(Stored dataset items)

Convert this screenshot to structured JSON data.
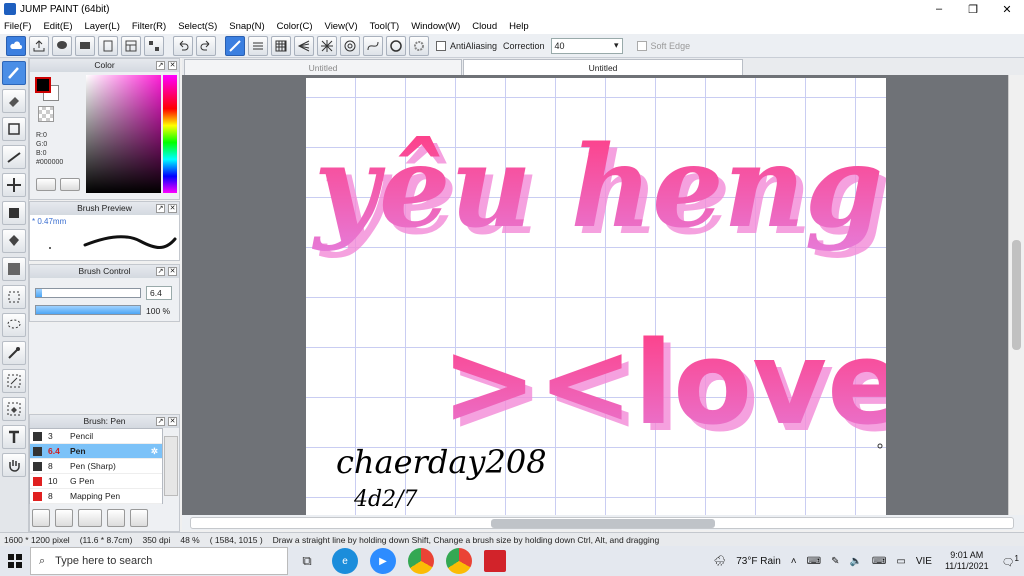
{
  "app": {
    "title": "JUMP PAINT (64bit)"
  },
  "window_controls": {
    "minimize": "–",
    "restore": "❐",
    "close": "✕"
  },
  "menu": [
    "File(F)",
    "Edit(E)",
    "Layer(L)",
    "Filter(R)",
    "Select(S)",
    "Snap(N)",
    "Color(C)",
    "View(V)",
    "Tool(T)",
    "Window(W)",
    "Cloud",
    "Help"
  ],
  "toolbar": {
    "antialias_label": "AntiAliasing",
    "correction_label": "Correction",
    "correction_value": "40",
    "soft_edge_label": "Soft Edge"
  },
  "color_panel": {
    "title": "Color",
    "r": "R:0",
    "g": "G:0",
    "b": "B:0",
    "hex": "#000000"
  },
  "brush_preview": {
    "title": "Brush Preview",
    "size": "* 0.47mm"
  },
  "brush_control": {
    "title": "Brush Control",
    "size_value": "6.4",
    "opacity_value": "100 %",
    "opacity_fraction": 1.0,
    "size_fraction": 0.06
  },
  "brush_panel": {
    "title": "Brush: Pen",
    "items": [
      {
        "size": "3",
        "name": "Pencil",
        "color": "#333333",
        "selected": false
      },
      {
        "size": "6.4",
        "name": "Pen",
        "color": "#333333",
        "selected": true
      },
      {
        "size": "8",
        "name": "Pen (Sharp)",
        "color": "#333333",
        "selected": false
      },
      {
        "size": "10",
        "name": "G Pen",
        "color": "#e02020",
        "selected": false
      },
      {
        "size": "8",
        "name": "Mapping Pen",
        "color": "#e02020",
        "selected": false
      }
    ]
  },
  "tabs": [
    "Untitled",
    "Untitled"
  ],
  "canvas": {
    "line1": "yêu heng",
    "line2": "><love",
    "signature": "chaerday208",
    "date": "4d2/7",
    "accent": "#ff4a8a"
  },
  "status": {
    "size": "1600 * 1200 pixel",
    "mm": "(11.6 * 8.7cm)",
    "dpi": "350 dpi",
    "zoom": "48 %",
    "coords": "( 1584, 1015 )",
    "hint": "Draw a straight line by holding down Shift, Change a brush size by holding down Ctrl, Alt, and dragging"
  },
  "taskbar": {
    "search_placeholder": "Type here to search",
    "weather": "73°F Rain",
    "lang": "VIE",
    "time": "9:01 AM",
    "date": "11/11/2021",
    "notif_count": "1"
  }
}
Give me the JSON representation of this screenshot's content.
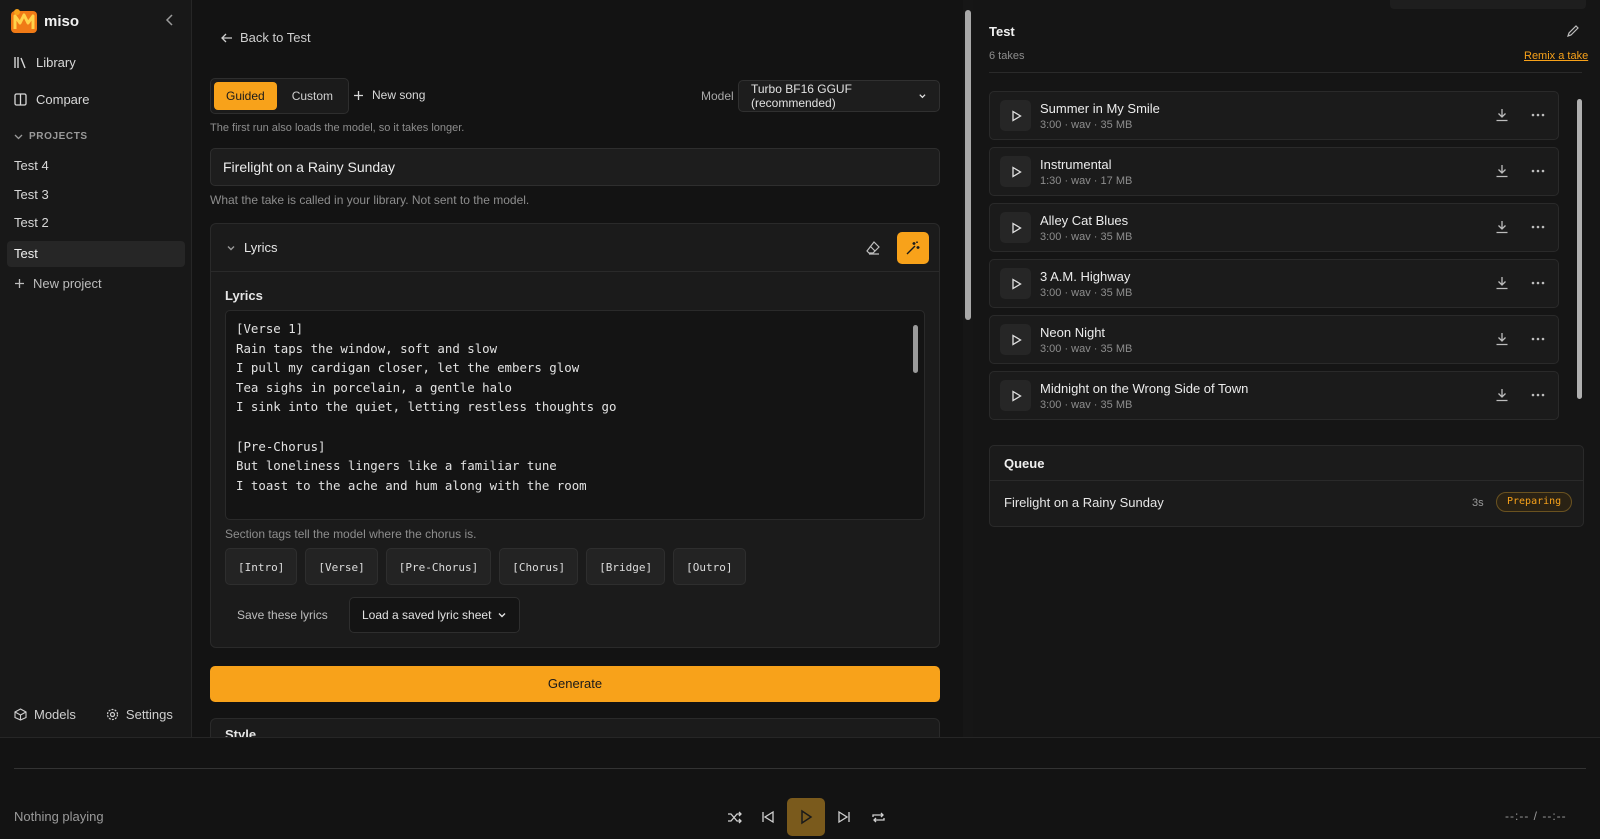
{
  "brand": {
    "name": "miso"
  },
  "sidebar": {
    "nav": [
      {
        "label": "Library",
        "icon": "library-icon"
      },
      {
        "label": "Compare",
        "icon": "compare-icon"
      }
    ],
    "projects_heading": "PROJECTS",
    "projects": [
      {
        "label": "Test 4"
      },
      {
        "label": "Test 3"
      },
      {
        "label": "Test 2"
      },
      {
        "label": "Test",
        "active": true
      }
    ],
    "new_project": "New project",
    "bottom": {
      "models": "Models",
      "settings": "Settings"
    }
  },
  "main": {
    "back": "Back to Test",
    "mode": {
      "guided": "Guided",
      "custom": "Custom",
      "selected": "Guided"
    },
    "new_song": "New song",
    "model_label": "Model",
    "model_value": "Turbo BF16 GGUF (recommended)",
    "first_run_hint": "The first run also loads the model, so it takes longer.",
    "title_value": "Firelight on a Rainy Sunday",
    "title_hint": "What the take is called in your library. Not sent to the model.",
    "lyrics_section": "Lyrics",
    "lyrics_label": "Lyrics",
    "lyrics_text": "[Verse 1]\nRain taps the window, soft and slow\nI pull my cardigan closer, let the embers glow\nTea sighs in porcelain, a gentle halo\nI sink into the quiet, letting restless thoughts go\n\n[Pre-Chorus]\nBut loneliness lingers like a familiar tune\nI toast to the ache and hum along with the room\n\n[Chorus]",
    "tags_hint": "Section tags tell the model where the chorus is.",
    "tags": [
      "[Intro]",
      "[Verse]",
      "[Pre-Chorus]",
      "[Chorus]",
      "[Bridge]",
      "[Outro]"
    ],
    "save_lyrics": "Save these lyrics",
    "load_lyrics": "Load a saved lyric sheet",
    "generate": "Generate",
    "style_label": "Style"
  },
  "right": {
    "title": "Test",
    "count": "6 takes",
    "remix": "Remix a take",
    "takes": [
      {
        "title": "Summer in My Smile",
        "meta": "3:00 · wav · 35 MB"
      },
      {
        "title": "Instrumental",
        "meta": "1:30 · wav · 17 MB"
      },
      {
        "title": "Alley Cat Blues",
        "meta": "3:00 · wav · 35 MB"
      },
      {
        "title": "3 A.M. Highway",
        "meta": "3:00 · wav · 35 MB"
      },
      {
        "title": "Neon Night",
        "meta": "3:00 · wav · 35 MB"
      },
      {
        "title": "Midnight on the Wrong Side of Town",
        "meta": "3:00 · wav · 35 MB"
      }
    ],
    "queue": {
      "title": "Queue",
      "item": "Firelight on a Rainy Sunday",
      "elapsed": "3s",
      "status": "Preparing"
    }
  },
  "player": {
    "now_playing": "Nothing playing",
    "time": "--:--  /  --:--"
  },
  "colors": {
    "accent": "#f8a21a",
    "background": "#131313",
    "panel": "#1b1b1b"
  }
}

— Set task —
Read the data above. Pull out each line in which the string "Sunday" appears.

— Final result —
    "title_value": "Firelight on a Rainy Sunday",
      "item": "Firelight on a Rainy Sunday",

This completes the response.